WORK INSTRUCTIONS:
Copy out all lines carrying the word "system".

THE INPUT:
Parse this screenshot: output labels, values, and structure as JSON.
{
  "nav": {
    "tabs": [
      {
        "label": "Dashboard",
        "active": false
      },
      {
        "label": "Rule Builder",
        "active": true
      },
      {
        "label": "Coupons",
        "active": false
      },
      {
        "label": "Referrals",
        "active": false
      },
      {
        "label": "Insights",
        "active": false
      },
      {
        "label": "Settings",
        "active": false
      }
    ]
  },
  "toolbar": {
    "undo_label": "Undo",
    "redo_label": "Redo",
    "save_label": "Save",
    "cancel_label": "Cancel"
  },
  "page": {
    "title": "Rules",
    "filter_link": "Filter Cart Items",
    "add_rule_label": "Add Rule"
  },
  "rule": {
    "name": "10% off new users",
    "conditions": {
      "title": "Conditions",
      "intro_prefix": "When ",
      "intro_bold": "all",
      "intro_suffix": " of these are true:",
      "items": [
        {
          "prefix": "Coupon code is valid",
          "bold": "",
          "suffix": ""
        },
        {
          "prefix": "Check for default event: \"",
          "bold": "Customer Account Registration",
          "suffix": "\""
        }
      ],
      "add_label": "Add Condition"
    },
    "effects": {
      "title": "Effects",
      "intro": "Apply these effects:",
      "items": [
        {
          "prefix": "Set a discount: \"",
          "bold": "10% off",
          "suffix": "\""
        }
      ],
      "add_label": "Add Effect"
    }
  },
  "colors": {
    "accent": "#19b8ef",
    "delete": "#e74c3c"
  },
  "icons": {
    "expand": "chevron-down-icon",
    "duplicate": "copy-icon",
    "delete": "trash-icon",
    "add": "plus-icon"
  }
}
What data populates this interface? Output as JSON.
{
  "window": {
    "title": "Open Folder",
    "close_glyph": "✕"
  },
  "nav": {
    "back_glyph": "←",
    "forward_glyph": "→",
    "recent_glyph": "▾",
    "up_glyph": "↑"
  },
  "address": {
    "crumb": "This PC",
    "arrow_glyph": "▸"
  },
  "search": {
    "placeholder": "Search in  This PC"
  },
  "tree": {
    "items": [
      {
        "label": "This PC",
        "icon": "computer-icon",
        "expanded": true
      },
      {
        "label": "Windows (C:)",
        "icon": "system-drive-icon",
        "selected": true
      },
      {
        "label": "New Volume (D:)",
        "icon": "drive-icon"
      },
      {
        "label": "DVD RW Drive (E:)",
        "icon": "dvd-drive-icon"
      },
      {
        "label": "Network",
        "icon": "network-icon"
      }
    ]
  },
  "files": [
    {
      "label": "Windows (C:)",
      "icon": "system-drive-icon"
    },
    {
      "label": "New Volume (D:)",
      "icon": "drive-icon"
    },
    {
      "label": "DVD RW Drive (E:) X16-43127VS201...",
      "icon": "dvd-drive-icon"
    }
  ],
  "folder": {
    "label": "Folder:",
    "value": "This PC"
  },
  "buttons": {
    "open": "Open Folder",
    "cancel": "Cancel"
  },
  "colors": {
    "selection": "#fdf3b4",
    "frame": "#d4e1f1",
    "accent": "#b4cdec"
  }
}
--
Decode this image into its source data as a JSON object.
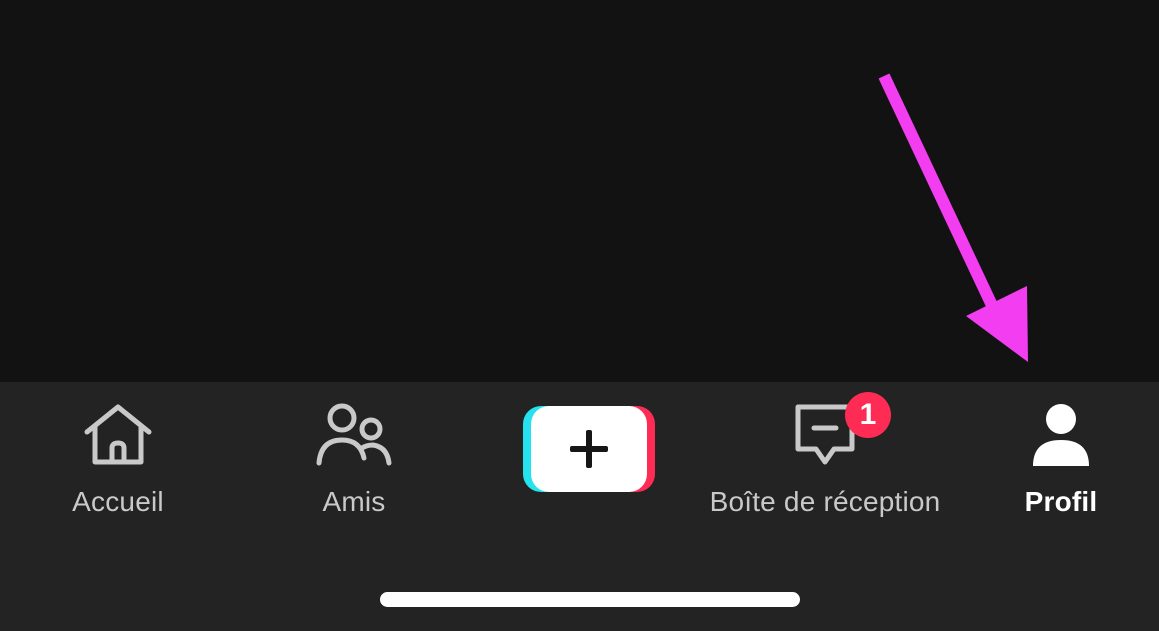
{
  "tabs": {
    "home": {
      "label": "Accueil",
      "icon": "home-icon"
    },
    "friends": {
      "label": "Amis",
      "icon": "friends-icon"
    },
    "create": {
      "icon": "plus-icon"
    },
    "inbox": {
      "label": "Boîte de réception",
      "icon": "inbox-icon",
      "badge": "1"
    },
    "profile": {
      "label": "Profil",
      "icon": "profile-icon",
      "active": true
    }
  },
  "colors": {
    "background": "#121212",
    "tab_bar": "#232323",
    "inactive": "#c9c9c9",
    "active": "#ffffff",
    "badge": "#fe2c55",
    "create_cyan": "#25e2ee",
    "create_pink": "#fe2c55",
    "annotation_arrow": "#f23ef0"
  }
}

OUTPUT OF THE TASK:
        "icon": "system-drive-icon",
      "icon": "system-drive-icon"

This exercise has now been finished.